─── Provided text

By Neal Armstrong and John Detrixhe
Sept. 5 (Bloomberg) — Foreign-exchange trading surged to an average $5.3 trillion a day in April 2013, boosted by greater yen volumes, the Bank for International Settlements said. Trading increased 33 percent since the same period in 2010, the BIS said, citing a survey of currency traders it runs every three years. That’s an acceleration from a 20 percent increase in the three years through 2010. The yen had the biggest jump in trading activity among major currencies, while the euro’s role as the second-most traded currency was reduced. Emerging-market currencies increased their share, with the Mexican peso entering the top 10 most-actively traded currencies.

──────
─── Given data

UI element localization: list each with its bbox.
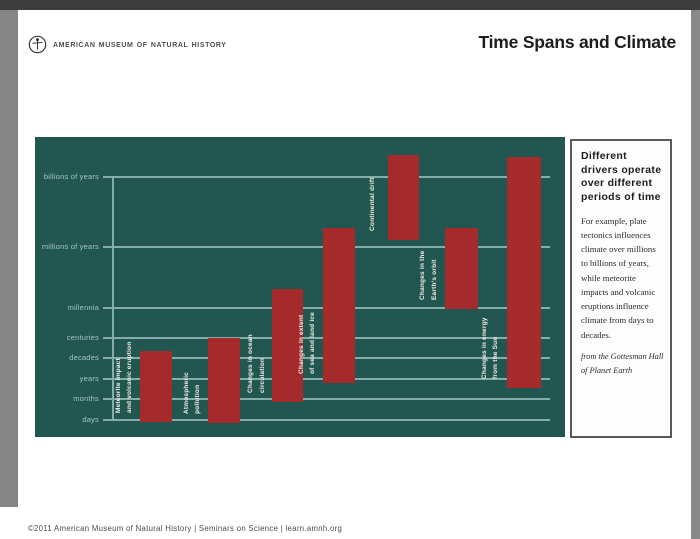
chart-bar-label: Changes in the Earth's orbit: [419, 250, 438, 300]
chart-bar-label: Meteorite impact and volcanic eruption: [114, 341, 133, 413]
axis-tick-label: months: [73, 394, 99, 403]
sidebar-body: For example, plate tectonics influences …: [581, 215, 656, 340]
axis-tick-label: billions of years: [43, 172, 99, 181]
amnh-logo: American Museum of Natural History: [28, 35, 227, 54]
footer-credits: ©2011 American Museum of Natural History…: [28, 524, 343, 533]
time-spans-chart: billions of years millions of years millen…: [35, 137, 565, 437]
chart-bar-label: Changes in energy from the Sun: [480, 317, 499, 379]
chart-bar: Changes in energy from the Sun: [481, 157, 541, 388]
page-right-margin: [691, 10, 700, 539]
chart-sidebar: Different drivers operate over different…: [570, 139, 672, 438]
chart-bar-label: Changes in extent of sea and land ice: [297, 312, 316, 374]
chart-bar: Meteorite impact and volcanic eruption: [115, 342, 172, 422]
browser-top-bar: [0, 0, 700, 10]
chart-bar-label: Continental drift: [368, 177, 376, 231]
amnh-logo-icon: [28, 35, 47, 54]
gridline: [103, 176, 550, 178]
axis-tick-label: years: [79, 374, 99, 383]
axis-tick-label: centuries: [66, 333, 99, 342]
axis-tick-label: millions of years: [41, 242, 99, 251]
sidebar-source: from the Gottesman Hall of Planet Earth: [581, 351, 664, 376]
axis-tick-label: days: [82, 415, 99, 424]
gridline: [103, 419, 550, 421]
axis-tick-label: decades: [69, 353, 99, 362]
axis-tick-label: millennia: [67, 303, 99, 312]
chart-bar: Changes in extent of sea and land ice: [298, 228, 355, 383]
chart-bar: Changes in ocean circulation: [247, 289, 303, 402]
chart-bar: Continental drift: [369, 155, 419, 240]
page-left-margin: [0, 10, 18, 507]
y-axis-line: [112, 176, 114, 421]
sidebar-heading: Different drivers operate over different…: [581, 150, 662, 203]
chart-bar-label: Changes in ocean circulation: [247, 334, 266, 393]
chart-bar: Atmospheric pollution: [183, 338, 240, 423]
gridline: [103, 398, 550, 400]
chart-bar-label: Atmospheric pollution: [182, 372, 201, 414]
chart-bar: Changes in the Earth's orbit: [419, 228, 478, 309]
logo-text: American Museum of Natural History: [53, 39, 227, 50]
page-title: Time Spans and Climate: [478, 32, 676, 52]
slide-page: American Museum of Natural History Time …: [18, 10, 691, 539]
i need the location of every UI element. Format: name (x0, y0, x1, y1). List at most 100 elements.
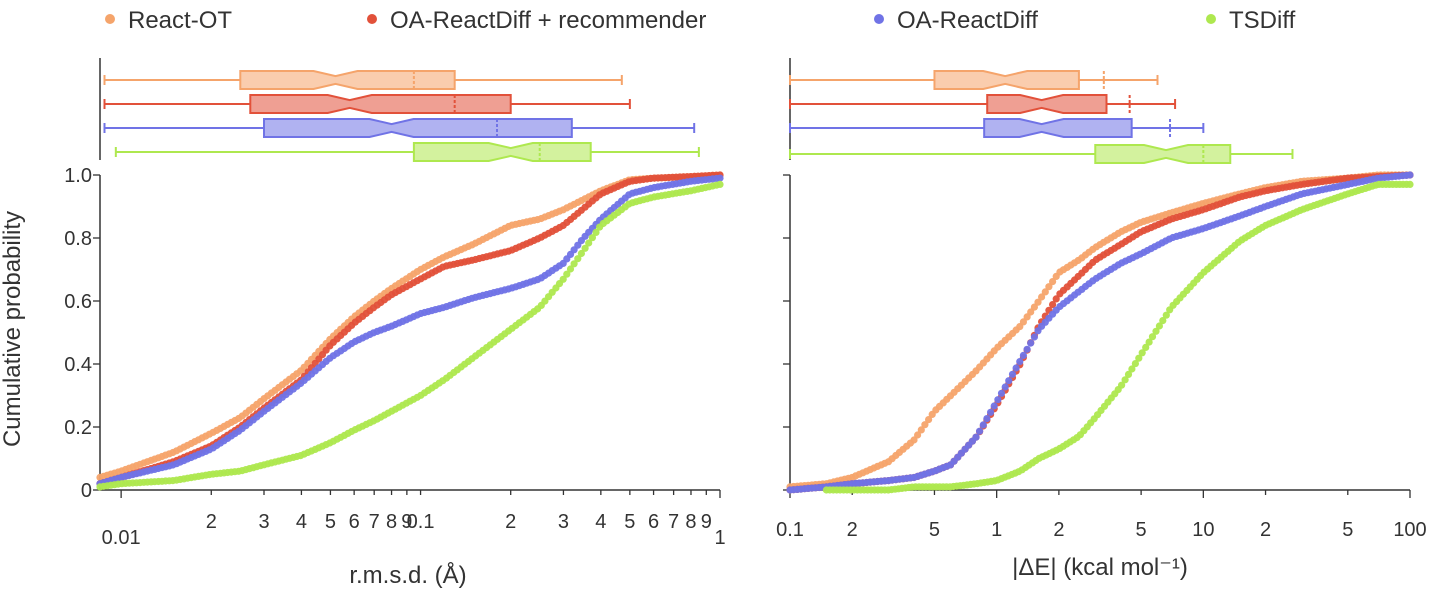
energy-point-react-ot (1045, 283, 1053, 291)
rmsd-series-oa-reactdiff-recommender (96, 171, 724, 488)
rmsd-point-tsdiff (588, 234, 597, 242)
rmsd-point-tsdiff (577, 249, 586, 258)
rmsd-x-tick-label-11: 3 (558, 511, 569, 533)
energy-x-tick-label-5: 5 (1136, 519, 1147, 541)
energy-point-react-ot (925, 416, 933, 424)
energy-point-react-ot (1034, 298, 1042, 306)
energy-x-tick-label-7: 2 (1260, 519, 1271, 541)
rmsd-box (263, 118, 573, 138)
rmsd-point-oa-reactdiff (716, 174, 724, 182)
energy-point-react-ot (1019, 318, 1027, 326)
rmsd-x-tick-label-14: 6 (648, 511, 659, 533)
energy-x-tick-label-4: 2 (1053, 519, 1064, 541)
rmsd-point-tsdiff (570, 260, 578, 268)
rmsd-x-tick-label-4: 5 (325, 511, 336, 533)
energy-box (933, 70, 1080, 90)
energy-point-react-ot (1038, 293, 1046, 301)
energy-point-react-ot (921, 421, 929, 429)
rmsd-point-tsdiff (585, 239, 593, 247)
energy-point-tsdiff (1128, 365, 1136, 373)
energy-point-tsdiff (1135, 354, 1143, 362)
energy-point-tsdiff (1131, 360, 1139, 368)
energy-point-oa-reactdiff (1019, 351, 1027, 359)
energy-boxplot-tsdiff (789, 144, 1294, 164)
energy-series-oa-reactdiff-recommender (786, 171, 1414, 494)
x-axis-label-energy: |ΔE| (kcal mol⁻¹) (1012, 554, 1188, 581)
rmsd-point-tsdiff (716, 180, 724, 188)
energy-point-oa-reactdiff (990, 402, 998, 410)
energy-point-react-ot (1049, 278, 1057, 286)
rmsd-panel: 0.012 3 4 5 6 7 8 90.1 2 3 4 5 6 7 8 911.00.80.60.40.20 (64, 58, 726, 549)
rmsd-point-tsdiff (566, 265, 575, 273)
rmsd-x-tick-label-0: 0.01 (102, 527, 141, 549)
x-axis-label-rmsd: r.m.s.d. (Å) (349, 561, 466, 589)
energy-point-oa-reactdiff (1030, 333, 1038, 341)
rmsd-x-tick-label-6: 7 (369, 511, 380, 533)
rmsd-box (239, 70, 456, 90)
y-tick-label-4: 0.2 (64, 417, 92, 439)
energy-point-oa-reactdiff (997, 389, 1006, 397)
legend-label-oa-reactdiff-recommender: OA-ReactDiff + recommender (390, 7, 706, 34)
y-tick-label-3: 0.4 (64, 354, 92, 376)
rmsd-box (249, 94, 512, 114)
legend-marker-react-ot (105, 14, 115, 24)
rmsd-series-react-ot (96, 171, 724, 481)
rmsd-box (412, 142, 592, 162)
energy-point-tsdiff (1152, 327, 1160, 335)
rmsd-x-tick-label-16: 8 (685, 511, 696, 533)
energy-point-oa-reactdiff-recommender (1052, 295, 1060, 303)
energy-point-tsdiff (1145, 338, 1153, 346)
rmsd-x-tick-label-8: 9 (401, 511, 412, 533)
rmsd-series-oa-reactdiff (96, 174, 724, 488)
rmsd-point-tsdiff (563, 270, 571, 278)
rmsd-x-tick-label-17: 9 (701, 511, 712, 533)
energy-x-tick-label-9: 100 (1393, 519, 1426, 541)
rmsd-x-tick-label-13: 5 (624, 511, 635, 533)
legend-label-react-ot: React-OT (128, 7, 232, 34)
y-tick-label-1: 0.8 (64, 228, 92, 250)
energy-point-oa-reactdiff (1016, 358, 1024, 366)
energy-point-oa-reactdiff (972, 433, 980, 441)
energy-point-oa-reactdiff (1023, 345, 1031, 353)
energy-point-tsdiff (1155, 322, 1163, 330)
energy-x-tick-label-3: 1 (991, 519, 1002, 541)
rmsd-x-tick-label-10: 2 (505, 511, 516, 533)
y-tick-label-5: 0 (81, 480, 92, 502)
energy-point-react-ot (1041, 288, 1049, 296)
energy-point-tsdiff (1124, 370, 1133, 378)
energy-point-react-ot (914, 431, 922, 439)
energy-box (983, 118, 1133, 138)
energy-x-tick-label-1: 2 (847, 519, 858, 541)
energy-series-tsdiff (822, 180, 1414, 494)
energy-point-oa-reactdiff (987, 408, 995, 416)
energy-point-oa-reactdiff (1406, 171, 1414, 179)
rmsd-x-tick-label-1: 2 (206, 511, 217, 533)
energy-point-oa-reactdiff (976, 427, 984, 435)
energy-point-tsdiff (1162, 311, 1170, 319)
legend-marker-oa-reactdiff (874, 14, 884, 24)
energy-series-oa-reactdiff (786, 171, 1414, 494)
energy-point-tsdiff (1148, 333, 1157, 341)
energy-point-tsdiff (1138, 349, 1146, 357)
rmsd-x-tick-label-12: 4 (595, 511, 606, 533)
energy-point-react-ot (917, 426, 925, 434)
rmsd-x-tick-label-15: 7 (668, 511, 679, 533)
energy-point-oa-reactdiff (1005, 377, 1013, 385)
rmsd-point-tsdiff (581, 244, 589, 252)
energy-point-oa-reactdiff (1027, 339, 1035, 347)
energy-x-tick-label-2: 5 (929, 519, 940, 541)
energy-point-oa-reactdiff (1001, 383, 1009, 391)
rmsd-boxplot-oa-reactdiff (103, 118, 696, 138)
rmsd-x-tick-label-18: 1 (714, 527, 725, 549)
energy-point-react-ot (910, 436, 918, 444)
legend-item-react-ot: React-OT (105, 7, 232, 34)
rmsd-x-tick-label-7: 8 (386, 511, 397, 533)
legend-marker-tsdiff (1206, 14, 1216, 24)
energy-point-oa-reactdiff (1008, 370, 1017, 378)
energy-point-oa-reactdiff (983, 415, 991, 423)
rmsd-boxplot-react-ot (103, 70, 623, 90)
energy-box (1094, 144, 1232, 164)
energy-point-oa-reactdiff-recommender (1049, 301, 1057, 309)
energy-point-oa-reactdiff (1012, 364, 1020, 372)
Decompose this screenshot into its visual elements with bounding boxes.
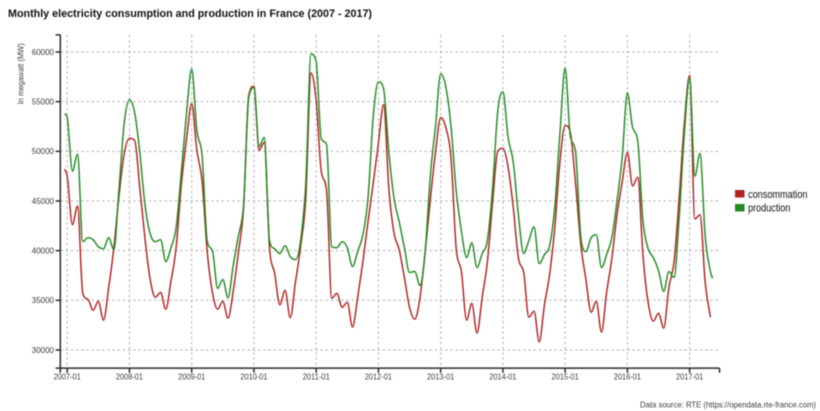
svg-text:2013-01: 2013-01 xyxy=(427,372,455,381)
svg-text:50000: 50000 xyxy=(32,147,55,156)
svg-text:40000: 40000 xyxy=(32,247,55,256)
svg-text:production: production xyxy=(748,203,790,215)
svg-text:60000: 60000 xyxy=(32,48,55,57)
svg-text:consommation: consommation xyxy=(748,189,808,201)
svg-text:Monthly electricity consumptio: Monthly electricity consumption and prod… xyxy=(8,8,372,20)
svg-text:2016-01: 2016-01 xyxy=(614,372,642,381)
svg-text:2017-01: 2017-01 xyxy=(676,372,704,381)
svg-text:2012-01: 2012-01 xyxy=(365,372,393,381)
svg-text:2009-01: 2009-01 xyxy=(178,372,206,381)
svg-text:2015-01: 2015-01 xyxy=(552,372,580,381)
svg-text:2008-01: 2008-01 xyxy=(116,372,144,381)
svg-text:In megawatt (MW): In megawatt (MW) xyxy=(17,43,26,104)
svg-text:2010-01: 2010-01 xyxy=(240,372,268,381)
svg-text:2014-01: 2014-01 xyxy=(489,372,517,381)
svg-text:35000: 35000 xyxy=(32,296,55,305)
svg-text:2011-01: 2011-01 xyxy=(303,372,331,381)
svg-text:45000: 45000 xyxy=(32,197,55,206)
svg-text:Data source: RTE (https://open: Data source: RTE (https://opendata.rte-f… xyxy=(640,401,816,410)
svg-text:55000: 55000 xyxy=(32,98,55,107)
svg-text:30000: 30000 xyxy=(32,346,55,355)
svg-text:2007-01: 2007-01 xyxy=(54,372,82,381)
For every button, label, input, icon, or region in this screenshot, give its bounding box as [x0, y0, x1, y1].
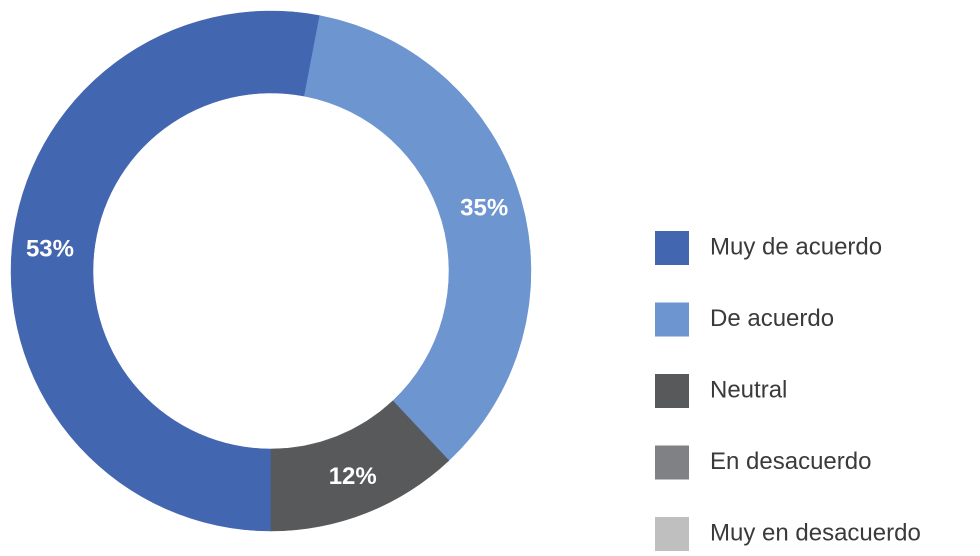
slice: [304, 15, 532, 461]
legend-swatch: [655, 445, 689, 480]
legend-label: Muy de acuerdo: [710, 233, 882, 260]
value-label: 53%: [26, 235, 74, 262]
legend-swatch: [655, 374, 689, 408]
legend-label: Muy en desacuerdo: [710, 519, 921, 546]
legend-label: De acuerdo: [710, 305, 834, 332]
legend-swatch: [655, 231, 689, 265]
slice: [270, 400, 450, 532]
value-label: 35%: [460, 194, 508, 221]
legend-swatch: [655, 302, 689, 337]
legend-label: Neutral: [710, 376, 787, 403]
value-label: 12%: [329, 463, 377, 490]
legend-label: En desacuerdo: [710, 448, 871, 475]
legend-swatch: [655, 517, 689, 551]
slice: [10, 10, 321, 532]
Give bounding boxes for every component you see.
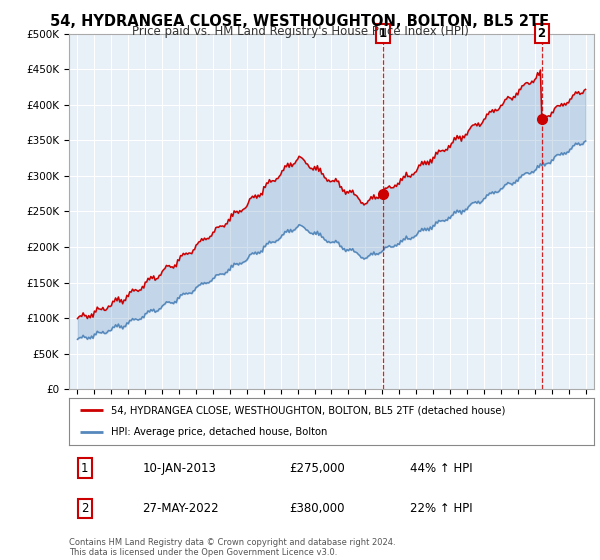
Text: 1: 1 [379, 27, 387, 40]
Text: 27-MAY-2022: 27-MAY-2022 [143, 502, 219, 515]
Text: 44% ↑ HPI: 44% ↑ HPI [410, 461, 473, 475]
Text: HPI: Average price, detached house, Bolton: HPI: Average price, detached house, Bolt… [111, 427, 328, 437]
Text: 54, HYDRANGEA CLOSE, WESTHOUGHTON, BOLTON, BL5 2TF (detached house): 54, HYDRANGEA CLOSE, WESTHOUGHTON, BOLTO… [111, 405, 505, 416]
Text: £275,000: £275,000 [290, 461, 345, 475]
Text: Price paid vs. HM Land Registry's House Price Index (HPI): Price paid vs. HM Land Registry's House … [131, 25, 469, 38]
Text: 2: 2 [538, 27, 546, 40]
Text: 22% ↑ HPI: 22% ↑ HPI [410, 502, 473, 515]
Text: 1: 1 [81, 461, 89, 475]
Text: 10-JAN-2013: 10-JAN-2013 [143, 461, 217, 475]
Text: 2: 2 [81, 502, 89, 515]
Text: £380,000: £380,000 [290, 502, 345, 515]
Text: 54, HYDRANGEA CLOSE, WESTHOUGHTON, BOLTON, BL5 2TF: 54, HYDRANGEA CLOSE, WESTHOUGHTON, BOLTO… [50, 14, 550, 29]
Text: Contains HM Land Registry data © Crown copyright and database right 2024.
This d: Contains HM Land Registry data © Crown c… [69, 538, 395, 557]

──────

=== Short task 1 ===
According to the currency-trading article, by what percentage did trading increase since the same period in 2010?
=== Short task 2 ===
Output everything in the currency-trading article from "By Neal Armstrong" down to "most-actively traded currencies.".
The entries come from a separate source unrelated to the currency-trading article.

=== Task solution 1 ===
33 percent

=== Task solution 2 ===
By Neal Armstrong and John Detrixhe
Sept. 5 (Bloomberg) — Foreign-exchange trading surged to an average $5.3 trillion a day in April 2013, boosted by greater yen volumes, the Bank for International Settlements said. Trading increased 33 percent since the same period in 2010, the BIS said, citing a survey of currency traders it runs every three years. That’s an acceleration from a 20 percent increase in the three years through 2010. The yen had the biggest jump in trading activity among major currencies, while the euro’s role as the second-most traded currency was reduced. Emerging-market currencies increased their share, with the Mexican peso entering the top 10 most-actively traded currencies.